• **STATED GOAL**: Reproduce all records exactly.

• **INPUT MATERIAL**:
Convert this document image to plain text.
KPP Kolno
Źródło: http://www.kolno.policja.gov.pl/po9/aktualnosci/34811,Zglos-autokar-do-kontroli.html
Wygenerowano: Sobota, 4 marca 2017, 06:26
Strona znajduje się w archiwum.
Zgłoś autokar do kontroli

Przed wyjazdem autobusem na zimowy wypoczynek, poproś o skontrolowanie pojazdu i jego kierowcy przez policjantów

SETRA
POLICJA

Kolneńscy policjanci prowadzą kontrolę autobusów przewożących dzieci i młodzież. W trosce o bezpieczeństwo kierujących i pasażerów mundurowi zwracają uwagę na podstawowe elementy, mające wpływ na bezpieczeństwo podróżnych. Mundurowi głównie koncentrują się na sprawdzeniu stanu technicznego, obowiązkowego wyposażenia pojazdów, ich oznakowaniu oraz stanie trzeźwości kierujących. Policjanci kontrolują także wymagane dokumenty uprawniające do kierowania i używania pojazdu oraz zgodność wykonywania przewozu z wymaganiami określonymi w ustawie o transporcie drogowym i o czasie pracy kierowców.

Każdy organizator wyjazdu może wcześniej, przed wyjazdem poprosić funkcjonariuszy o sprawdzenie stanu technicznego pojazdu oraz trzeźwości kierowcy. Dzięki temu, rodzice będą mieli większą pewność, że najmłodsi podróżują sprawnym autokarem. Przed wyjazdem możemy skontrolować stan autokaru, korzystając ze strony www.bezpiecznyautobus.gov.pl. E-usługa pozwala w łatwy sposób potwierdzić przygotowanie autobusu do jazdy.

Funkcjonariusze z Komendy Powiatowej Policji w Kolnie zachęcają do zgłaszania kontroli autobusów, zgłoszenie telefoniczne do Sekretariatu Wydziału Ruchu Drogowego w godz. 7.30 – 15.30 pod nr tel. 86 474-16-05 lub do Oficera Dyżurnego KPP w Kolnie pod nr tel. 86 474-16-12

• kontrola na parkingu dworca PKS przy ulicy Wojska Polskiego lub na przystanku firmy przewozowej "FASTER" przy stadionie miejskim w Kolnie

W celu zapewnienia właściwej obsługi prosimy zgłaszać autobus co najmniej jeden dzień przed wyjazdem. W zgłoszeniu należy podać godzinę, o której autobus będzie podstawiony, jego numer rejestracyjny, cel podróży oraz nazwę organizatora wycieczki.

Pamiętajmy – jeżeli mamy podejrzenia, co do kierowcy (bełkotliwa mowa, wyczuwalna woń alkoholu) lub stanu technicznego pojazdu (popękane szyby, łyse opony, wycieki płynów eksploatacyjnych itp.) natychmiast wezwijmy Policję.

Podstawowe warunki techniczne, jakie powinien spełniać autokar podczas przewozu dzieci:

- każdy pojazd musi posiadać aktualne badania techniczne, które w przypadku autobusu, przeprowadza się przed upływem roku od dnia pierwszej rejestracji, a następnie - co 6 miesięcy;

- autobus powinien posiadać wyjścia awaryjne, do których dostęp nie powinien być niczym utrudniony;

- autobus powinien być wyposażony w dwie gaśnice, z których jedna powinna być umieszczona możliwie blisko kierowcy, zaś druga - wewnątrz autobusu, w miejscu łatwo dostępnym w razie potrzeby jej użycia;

• **EXERCISE OUTPUT**:
Convert this document image to plain text.
KPP Kolno
Źródło: http://www.kolno.policja.gov.pl/po9/aktualnosci/34811,Zglos-autokar-do-kontroli.html
Wygenerowano: Sobota, 4 marca 2017, 06:26
Strona znajduje się w archiwum.
Zgłoś autokar do kontroli

Przed wyjazdem autobusem na zimowy wypoczynek, poproś o skontrolowanie pojazdu i jego kierowcy przez policjantów

SETRA
POLICJA

Kolneńscy policjanci prowadzą kontrolę autobusów przewożących dzieci i młodzież. W trosce o bezpieczeństwo kierujących i pasażerów mundurowi zwracają uwagę na podstawowe elementy, mające wpływ na bezpieczeństwo podróżnych. Mundurowi głównie koncentrują się na sprawdzeniu stanu technicznego, obowiązkowego wyposażenia pojazdów, ich oznakowaniu oraz stanie trzeźwości kierujących. Policjanci kontrolują także wymagane dokumenty uprawniające do kierowania i używania pojazdu oraz zgodność wykonywania przewozu z wymaganiami określonymi w ustawie o transporcie drogowym i o czasie pracy kierowców.

Każdy organizator wyjazdu może wcześniej, przed wyjazdem poprosić funkcjonariuszy o sprawdzenie stanu technicznego pojazdu oraz trzeźwości kierowcy. Dzięki temu, rodzice będą mieli większą pewność, że najmłodsi podróżują sprawnym autokarem. Przed wyjazdem możemy skontrolować stan autokaru, korzystając ze strony www.bezpiecznyautobus.gov.pl. E-usługa pozwala w łatwy sposób potwierdzić przygotowanie autobusu do jazdy.

Funkcjonariusze z Komendy Powiatowej Policji w Kolnie zachęcają do zgłaszania kontroli autobusów, zgłoszenie telefoniczne do Sekretariatu Wydziału Ruchu Drogowego w godz. 7.30 – 15.30 pod nr tel. 86 474-16-05 lub do Oficera Dyżurnego KPP w Kolnie pod nr tel. 86 474-16-12

• kontrola na parkingu dworca PKS przy ulicy Wojska Polskiego lub na przystanku firmy przewozowej "FASTER" przy stadionie miejskim w Kolnie

W celu zapewnienia właściwej obsługi prosimy zgłaszać autobus co najmniej jeden dzień przed wyjazdem. W zgłoszeniu należy podać godzinę, o której autobus będzie podstawiony, jego numer rejestracyjny, cel podróży oraz nazwę organizatora wycieczki.

Pamiętajmy – jeżeli mamy podejrzenia, co do kierowcy (bełkotliwa mowa, wyczuwalna woń alkoholu) lub stanu technicznego pojazdu (popękane szyby, łyse opony, wycieki płynów eksploatacyjnych itp.) natychmiast wezwijmy Policję.

Podstawowe warunki techniczne, jakie powinien spełniać autokar podczas przewozu dzieci:

- każdy pojazd musi posiadać aktualne badania techniczne, które w przypadku autobusu, przeprowadza się przed upływem roku od dnia pierwszej rejestracji, a następnie - co 6 miesięcy;

- autobus powinien posiadać wyjścia awaryjne, do których dostęp nie powinien być niczym utrudniony;

- autobus powinien być wyposażony w dwie gaśnice, z których jedna powinna być umieszczona możliwie blisko kierowcy, zaś druga - wewnątrz autobusu, w miejscu łatwo dostępnym w razie potrzeby jej użycia;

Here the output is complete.